**The request**
Collect all lines below with the string "среда".

════════════════════

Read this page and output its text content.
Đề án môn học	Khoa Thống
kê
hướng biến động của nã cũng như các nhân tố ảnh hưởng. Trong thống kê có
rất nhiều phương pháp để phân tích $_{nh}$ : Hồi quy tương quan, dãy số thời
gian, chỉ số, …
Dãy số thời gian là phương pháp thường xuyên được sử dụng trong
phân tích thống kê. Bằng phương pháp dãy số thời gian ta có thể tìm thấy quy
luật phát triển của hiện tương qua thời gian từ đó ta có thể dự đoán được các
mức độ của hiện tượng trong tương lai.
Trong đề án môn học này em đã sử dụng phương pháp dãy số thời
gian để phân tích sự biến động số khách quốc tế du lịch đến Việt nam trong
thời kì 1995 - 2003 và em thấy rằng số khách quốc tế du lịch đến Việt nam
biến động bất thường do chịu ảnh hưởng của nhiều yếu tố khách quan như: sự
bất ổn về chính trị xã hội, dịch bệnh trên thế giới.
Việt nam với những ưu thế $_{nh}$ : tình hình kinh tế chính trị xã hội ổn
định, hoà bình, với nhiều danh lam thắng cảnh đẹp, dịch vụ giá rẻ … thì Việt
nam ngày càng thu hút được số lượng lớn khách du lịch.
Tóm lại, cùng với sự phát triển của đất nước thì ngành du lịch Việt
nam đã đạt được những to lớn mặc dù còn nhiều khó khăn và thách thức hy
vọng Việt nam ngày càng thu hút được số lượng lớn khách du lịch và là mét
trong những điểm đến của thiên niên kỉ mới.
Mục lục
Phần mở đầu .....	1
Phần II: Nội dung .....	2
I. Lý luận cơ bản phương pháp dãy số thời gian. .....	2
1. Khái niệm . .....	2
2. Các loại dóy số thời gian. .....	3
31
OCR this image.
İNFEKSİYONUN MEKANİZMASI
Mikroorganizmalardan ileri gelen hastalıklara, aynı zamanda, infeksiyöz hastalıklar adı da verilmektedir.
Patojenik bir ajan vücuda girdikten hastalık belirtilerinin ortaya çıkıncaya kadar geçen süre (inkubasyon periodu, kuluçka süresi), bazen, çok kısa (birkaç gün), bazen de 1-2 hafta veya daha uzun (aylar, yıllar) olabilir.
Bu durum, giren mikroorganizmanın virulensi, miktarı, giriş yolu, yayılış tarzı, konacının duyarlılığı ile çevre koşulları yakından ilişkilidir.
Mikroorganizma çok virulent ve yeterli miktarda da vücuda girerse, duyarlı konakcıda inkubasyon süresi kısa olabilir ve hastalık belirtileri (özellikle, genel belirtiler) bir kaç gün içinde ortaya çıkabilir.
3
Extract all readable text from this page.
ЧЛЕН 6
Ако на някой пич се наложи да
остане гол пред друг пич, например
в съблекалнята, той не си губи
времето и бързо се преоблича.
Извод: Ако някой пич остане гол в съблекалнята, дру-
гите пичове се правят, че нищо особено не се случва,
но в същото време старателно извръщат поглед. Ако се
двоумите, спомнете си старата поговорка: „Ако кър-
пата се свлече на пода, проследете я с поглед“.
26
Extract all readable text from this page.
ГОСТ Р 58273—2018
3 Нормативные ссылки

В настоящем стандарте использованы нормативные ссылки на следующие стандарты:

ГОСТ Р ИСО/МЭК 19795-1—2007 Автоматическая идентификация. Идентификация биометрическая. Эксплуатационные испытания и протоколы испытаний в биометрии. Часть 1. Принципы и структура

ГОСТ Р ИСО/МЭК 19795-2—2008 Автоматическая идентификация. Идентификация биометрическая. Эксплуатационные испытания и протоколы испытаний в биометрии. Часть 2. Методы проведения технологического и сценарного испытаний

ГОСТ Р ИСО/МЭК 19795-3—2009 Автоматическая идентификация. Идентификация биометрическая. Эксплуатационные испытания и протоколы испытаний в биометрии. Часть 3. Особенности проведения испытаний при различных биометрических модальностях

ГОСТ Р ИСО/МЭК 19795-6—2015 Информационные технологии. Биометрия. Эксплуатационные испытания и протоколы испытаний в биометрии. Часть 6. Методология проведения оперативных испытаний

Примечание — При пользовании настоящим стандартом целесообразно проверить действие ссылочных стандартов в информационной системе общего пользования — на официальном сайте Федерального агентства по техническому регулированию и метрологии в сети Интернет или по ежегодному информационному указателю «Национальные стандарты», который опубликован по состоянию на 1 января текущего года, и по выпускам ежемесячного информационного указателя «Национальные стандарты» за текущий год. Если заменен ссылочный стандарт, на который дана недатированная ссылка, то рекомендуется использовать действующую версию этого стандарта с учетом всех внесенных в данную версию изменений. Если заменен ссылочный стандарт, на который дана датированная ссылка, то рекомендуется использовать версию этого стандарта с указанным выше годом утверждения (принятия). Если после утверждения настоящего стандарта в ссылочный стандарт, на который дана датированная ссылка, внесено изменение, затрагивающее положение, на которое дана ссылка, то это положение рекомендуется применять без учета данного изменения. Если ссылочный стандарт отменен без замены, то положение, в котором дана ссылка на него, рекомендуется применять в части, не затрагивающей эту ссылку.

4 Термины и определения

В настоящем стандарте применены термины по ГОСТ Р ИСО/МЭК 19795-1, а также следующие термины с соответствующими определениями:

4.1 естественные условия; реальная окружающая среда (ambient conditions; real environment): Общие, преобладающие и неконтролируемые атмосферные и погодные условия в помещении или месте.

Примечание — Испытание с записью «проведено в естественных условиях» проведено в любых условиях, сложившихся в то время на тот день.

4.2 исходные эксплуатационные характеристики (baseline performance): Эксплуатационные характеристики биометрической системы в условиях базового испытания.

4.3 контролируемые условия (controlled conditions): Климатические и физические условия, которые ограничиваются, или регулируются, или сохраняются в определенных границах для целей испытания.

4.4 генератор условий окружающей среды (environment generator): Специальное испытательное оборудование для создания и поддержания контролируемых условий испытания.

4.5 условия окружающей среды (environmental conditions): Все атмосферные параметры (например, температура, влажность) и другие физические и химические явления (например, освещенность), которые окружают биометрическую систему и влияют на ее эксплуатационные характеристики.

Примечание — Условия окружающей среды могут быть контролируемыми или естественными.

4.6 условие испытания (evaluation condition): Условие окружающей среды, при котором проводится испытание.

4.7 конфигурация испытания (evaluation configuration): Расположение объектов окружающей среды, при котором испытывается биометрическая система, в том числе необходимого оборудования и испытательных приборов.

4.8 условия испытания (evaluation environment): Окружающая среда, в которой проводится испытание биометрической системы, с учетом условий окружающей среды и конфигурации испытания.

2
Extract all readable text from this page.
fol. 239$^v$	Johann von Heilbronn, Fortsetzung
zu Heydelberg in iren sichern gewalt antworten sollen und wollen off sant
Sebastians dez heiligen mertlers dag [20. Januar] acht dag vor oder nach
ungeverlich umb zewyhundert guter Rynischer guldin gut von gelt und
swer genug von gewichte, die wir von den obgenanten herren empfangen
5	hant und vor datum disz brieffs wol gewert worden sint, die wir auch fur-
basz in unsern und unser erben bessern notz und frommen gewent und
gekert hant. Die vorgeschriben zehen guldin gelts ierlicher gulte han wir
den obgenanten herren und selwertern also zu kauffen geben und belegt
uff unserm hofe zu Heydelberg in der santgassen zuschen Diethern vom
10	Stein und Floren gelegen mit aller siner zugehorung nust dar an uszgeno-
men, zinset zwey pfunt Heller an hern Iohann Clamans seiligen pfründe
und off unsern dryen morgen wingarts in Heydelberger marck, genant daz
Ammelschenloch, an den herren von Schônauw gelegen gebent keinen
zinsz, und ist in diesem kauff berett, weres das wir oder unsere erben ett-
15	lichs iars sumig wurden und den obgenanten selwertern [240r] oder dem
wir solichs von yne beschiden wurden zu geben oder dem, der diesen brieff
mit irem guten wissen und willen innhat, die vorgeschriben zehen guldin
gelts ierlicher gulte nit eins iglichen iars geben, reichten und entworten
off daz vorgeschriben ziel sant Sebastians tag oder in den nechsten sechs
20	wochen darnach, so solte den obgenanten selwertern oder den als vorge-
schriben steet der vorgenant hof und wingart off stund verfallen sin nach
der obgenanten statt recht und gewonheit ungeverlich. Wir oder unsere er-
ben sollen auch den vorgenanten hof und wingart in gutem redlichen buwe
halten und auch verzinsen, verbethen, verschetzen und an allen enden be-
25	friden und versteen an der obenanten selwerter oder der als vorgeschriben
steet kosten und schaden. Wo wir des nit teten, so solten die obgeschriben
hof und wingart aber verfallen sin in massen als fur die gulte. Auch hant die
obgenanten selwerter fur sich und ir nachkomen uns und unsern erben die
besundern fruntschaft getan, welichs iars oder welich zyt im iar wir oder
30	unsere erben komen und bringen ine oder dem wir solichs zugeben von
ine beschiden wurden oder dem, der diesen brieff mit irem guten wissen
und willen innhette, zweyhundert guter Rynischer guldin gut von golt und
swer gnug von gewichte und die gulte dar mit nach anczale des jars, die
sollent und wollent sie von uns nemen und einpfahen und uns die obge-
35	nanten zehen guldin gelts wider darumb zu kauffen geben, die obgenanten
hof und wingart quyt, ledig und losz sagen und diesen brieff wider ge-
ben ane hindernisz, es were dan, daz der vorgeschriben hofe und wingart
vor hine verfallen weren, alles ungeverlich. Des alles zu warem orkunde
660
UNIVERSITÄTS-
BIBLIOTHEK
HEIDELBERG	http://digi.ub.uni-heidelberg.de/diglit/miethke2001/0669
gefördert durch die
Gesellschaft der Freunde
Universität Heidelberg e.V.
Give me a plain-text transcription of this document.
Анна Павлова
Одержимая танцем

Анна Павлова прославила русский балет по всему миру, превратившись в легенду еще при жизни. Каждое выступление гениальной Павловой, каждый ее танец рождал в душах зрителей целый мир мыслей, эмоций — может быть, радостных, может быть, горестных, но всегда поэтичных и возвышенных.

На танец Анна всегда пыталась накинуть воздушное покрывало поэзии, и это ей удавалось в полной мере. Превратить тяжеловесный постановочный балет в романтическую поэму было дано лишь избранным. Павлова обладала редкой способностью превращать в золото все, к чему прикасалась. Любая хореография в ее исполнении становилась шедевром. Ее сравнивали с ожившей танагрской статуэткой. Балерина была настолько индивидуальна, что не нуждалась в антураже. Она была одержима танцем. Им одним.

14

════════════════════

**Response to this exercise**
4.1 естественные условия; реальная окружающая среда (ambient conditions; real environment): Общие, преобладающие и неконтролируемые атмосферные и погодные условия в помещении или месте.
4.8 условия испытания (evaluation environment): Окружающая среда, в которой проводится испытание биометрической системы, с учетом условий окружающей среды и конфигурации испытания.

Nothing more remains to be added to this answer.